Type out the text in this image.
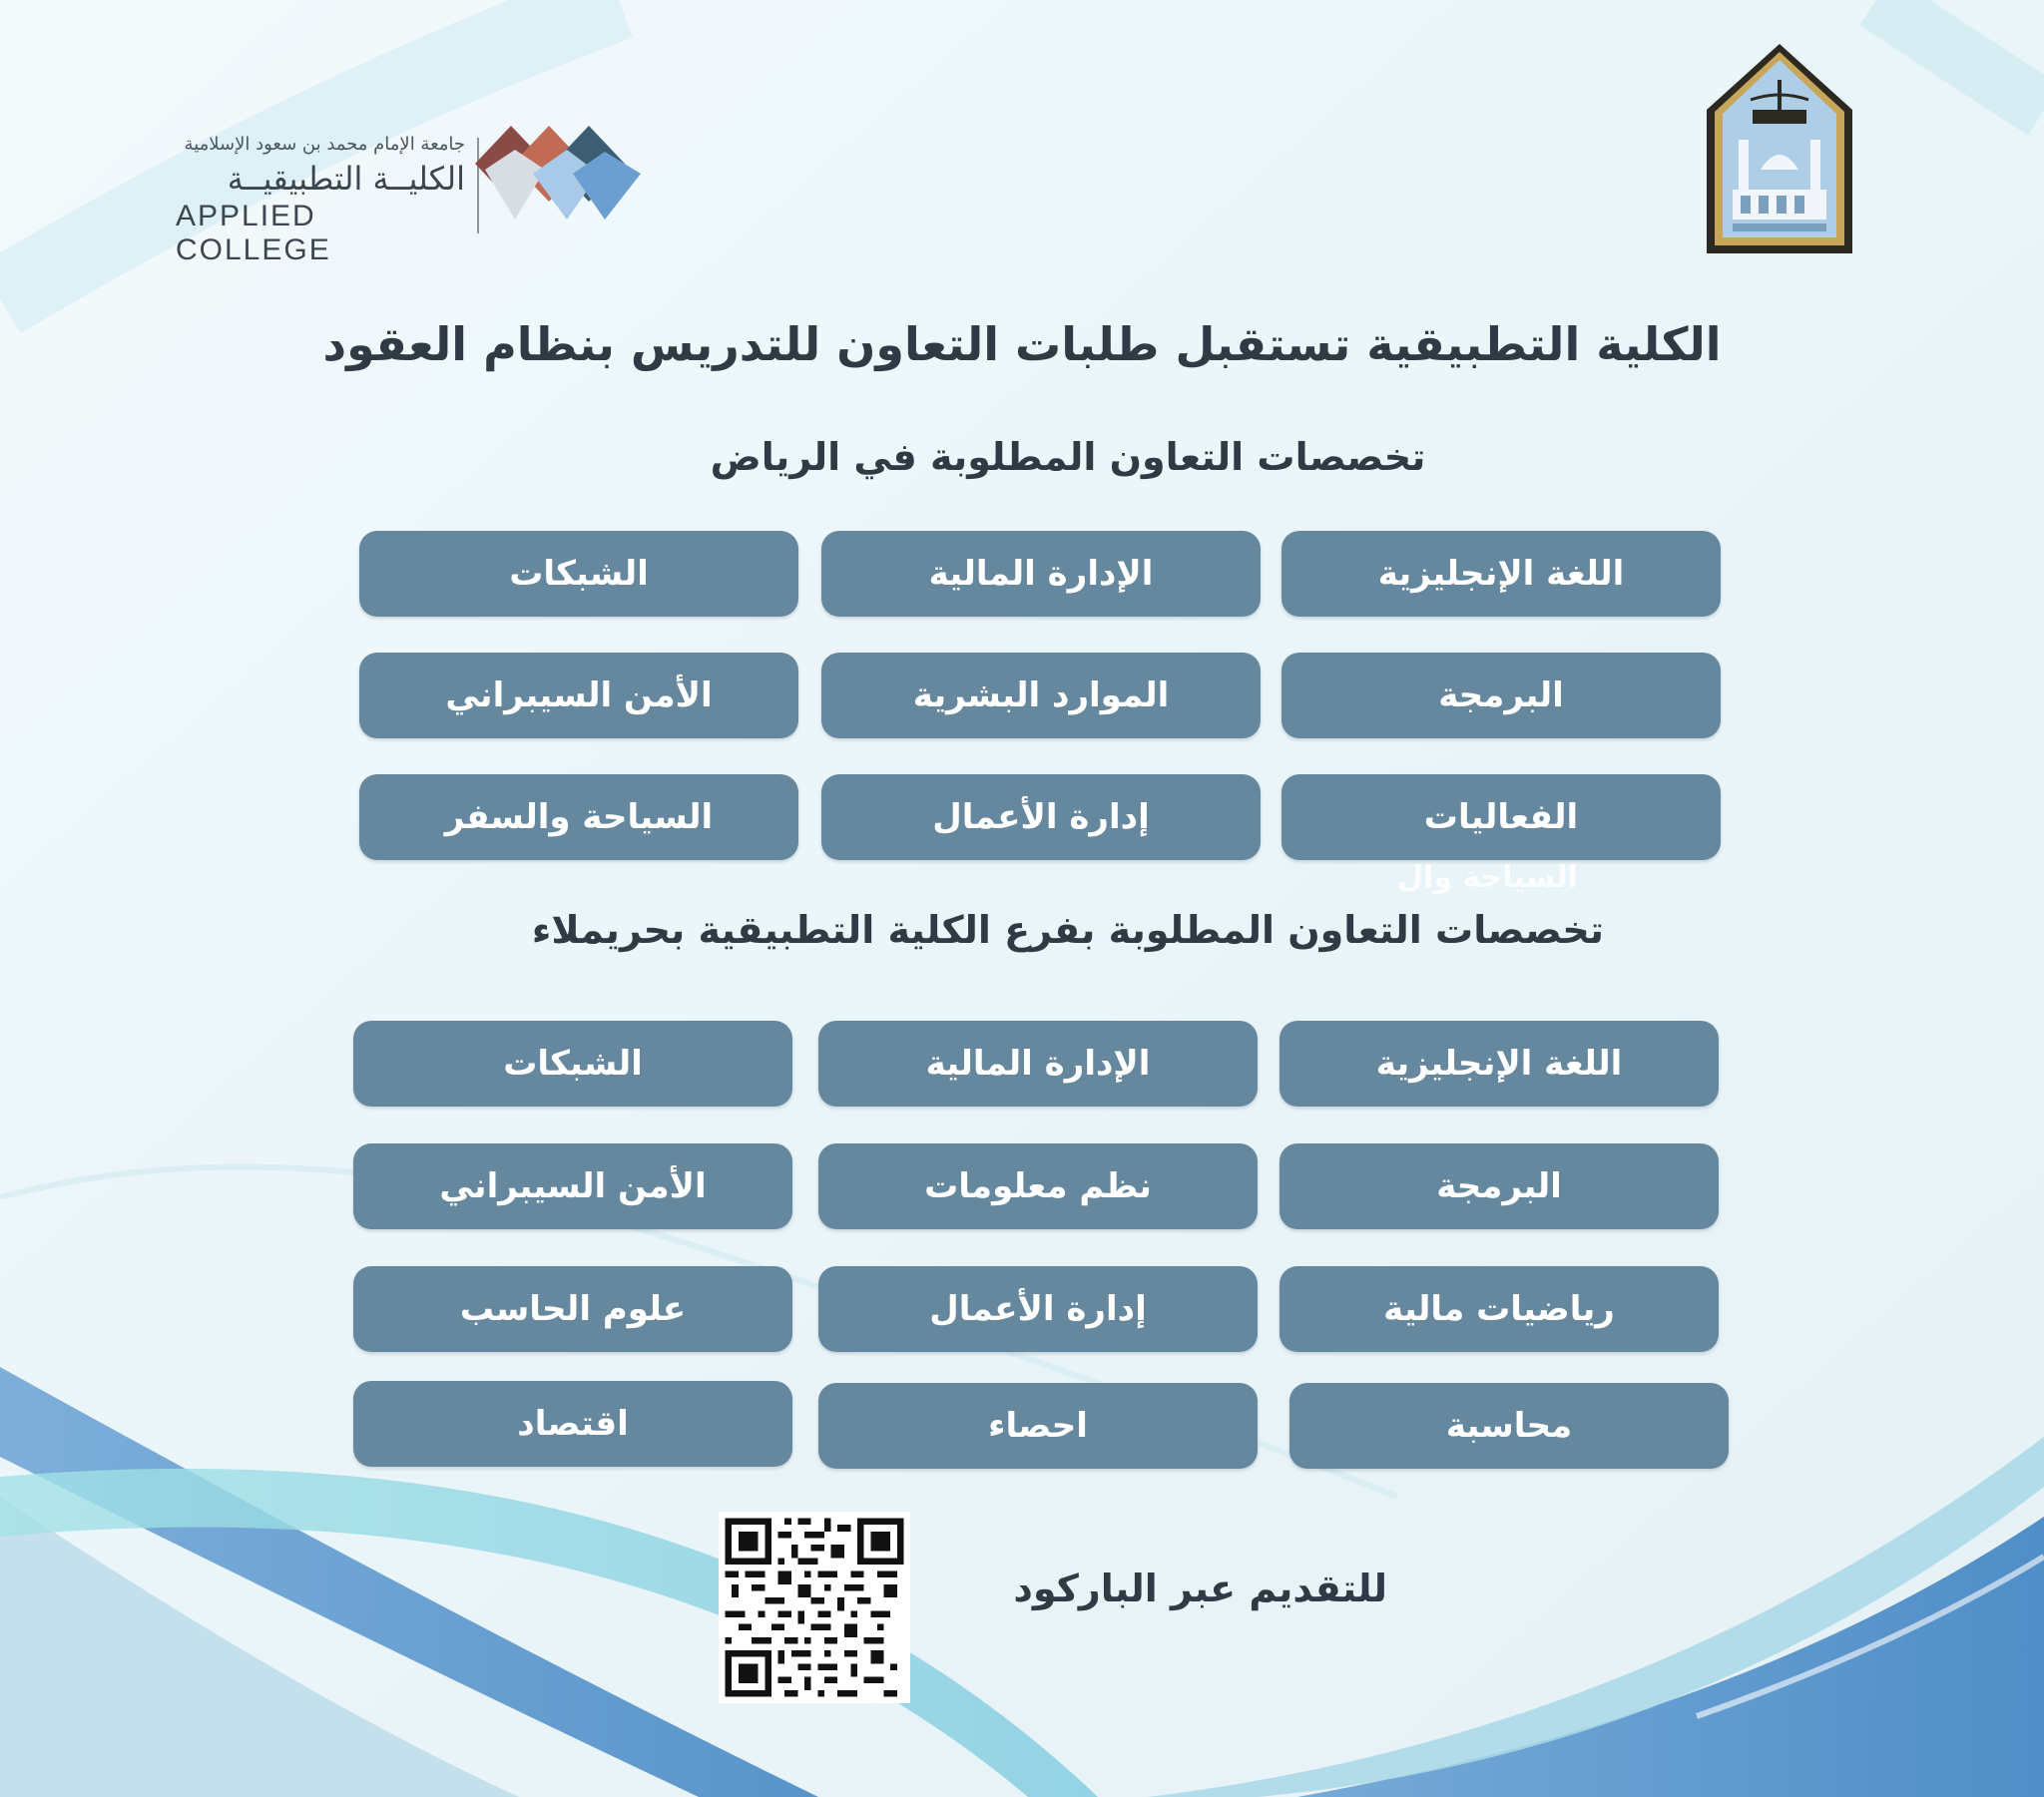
جامعة الإمام محمد بن سعود الإسلامية
الكليــة التطبيقيــة
APPLIED COLLEGE
الكلية التطبيقية تستقبل طلبات التعاون للتدريس بنظام العقود
تخصصات التعاون المطلوبة في الرياض
اللغة الإنجليزية
الإدارة المالية
الشبكات
البرمجة
الموارد البشرية
الأمن السيبراني
الفعاليات
إدارة الأعمال
السياحة والسفر
السياحة وال
تخصصات التعاون المطلوبة بفرع الكلية التطبيقية بحريملاء
اللغة الإنجليزية
الإدارة المالية
الشبكات
البرمجة
نظم معلومات
الأمن السيبراني
رياضيات مالية
إدارة الأعمال
علوم الحاسب
محاسبة
احصاء
اقتصاد
للتقديم عبر الباركود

*WHAT YOU HAVE TO DO*. Reply with only the number of lines in the entries that contain the word "المطلوبة".

*RESPONSE BELOW*. 2